§ Task directions:
All lines from the one containing "Give me a plain-text" through the final line of the records below should be reproduced exactly, with the pictures left out.

§ Input material:
---+---

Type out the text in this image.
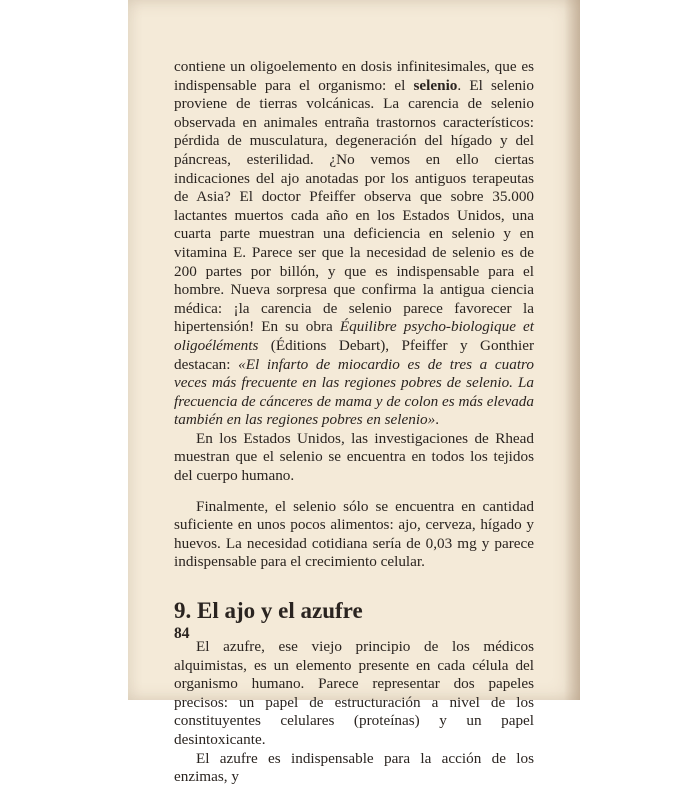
contiene un oligoelemento en dosis infinitesimales, que es indispensable para el organismo: el selenio. El selenio proviene de tierras volcánicas. La carencia de selenio observada en animales entraña trastornos característicos: pérdida de musculatura, degeneración del hígado y del páncreas, esterilidad. ¿No vemos en ello ciertas indicaciones del ajo anotadas por los antiguos terapeutas de Asia? El doctor Pfeiffer observa que sobre 35.000 lactantes muertos cada año en los Estados Unidos, una cuarta parte muestran una deficiencia en selenio y en vitamina E. Parece ser que la necesidad de selenio es de 200 partes por billón, y que es indispensable para el hombre. Nueva sorpresa que confirma la antigua ciencia médica: ¡la carencia de selenio parece favorecer la hipertensión! En su obra Équilibre psycho-biologique et oligoéléments (Éditions Debart), Pfeiffer y Gonthier destacan: «El infarto de miocardio es de tres a cuatro veces más frecuente en las regiones pobres de selenio. La frecuencia de cánceres de mama y de colon es más elevada también en las regiones pobres en selenio».

En los Estados Unidos, las investigaciones de Rhead muestran que el selenio se encuentra en todos los tejidos del cuerpo humano.

Finalmente, el selenio sólo se encuentra en cantidad suficiente en unos pocos alimentos: ajo, cerveza, hígado y huevos. La necesidad cotidiana sería de 0,03 mg y parece indispensable para el crecimiento celular.

9. El ajo y el azufre

El azufre, ese viejo principio de los médicos alquimistas, es un elemento presente en cada célula del organismo humano. Parece representar dos papeles precisos: un papel de estructuración a nivel de los constituyentes celulares (proteínas) y un papel desintoxicante.

El azufre es indispensable para la acción de los enzimas, y

84
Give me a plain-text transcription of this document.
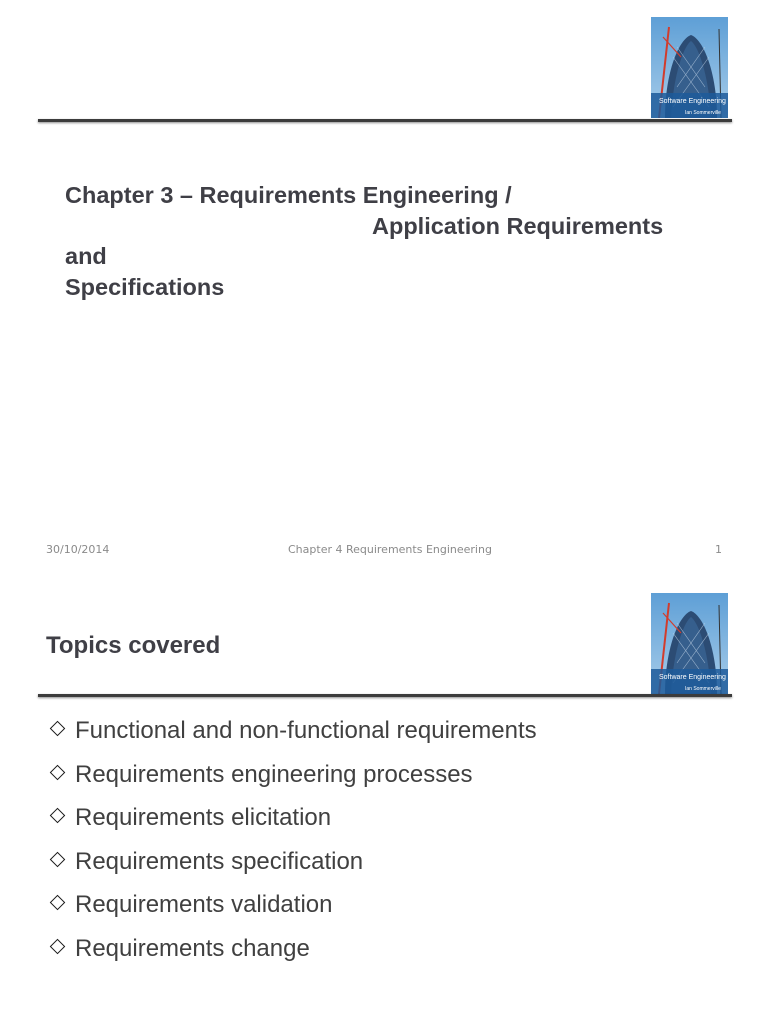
Software Engineering
Ian Sommerville
Chapter 3 – Requirements Engineering /
Application Requirements
and
Specifications
30/10/2014	Chapter 4 Requirements Engineering	1
Software Engineering
Ian Sommerville
Topics covered
Functional and non-functional requirements
Requirements engineering processes
Requirements elicitation
Requirements specification
Requirements validation
Requirements change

---+---

§ Exercise solution:
Give me a plain-text transcription of this document.
Software Engineering
Ian Sommerville
Chapter 3 – Requirements Engineering /
Application Requirements
and
Specifications
30/10/2014	Chapter 4 Requirements Engineering	1
Software Engineering
Ian Sommerville
Topics covered
Functional and non-functional requirements
Requirements engineering processes
Requirements elicitation
Requirements specification
Requirements validation
Requirements change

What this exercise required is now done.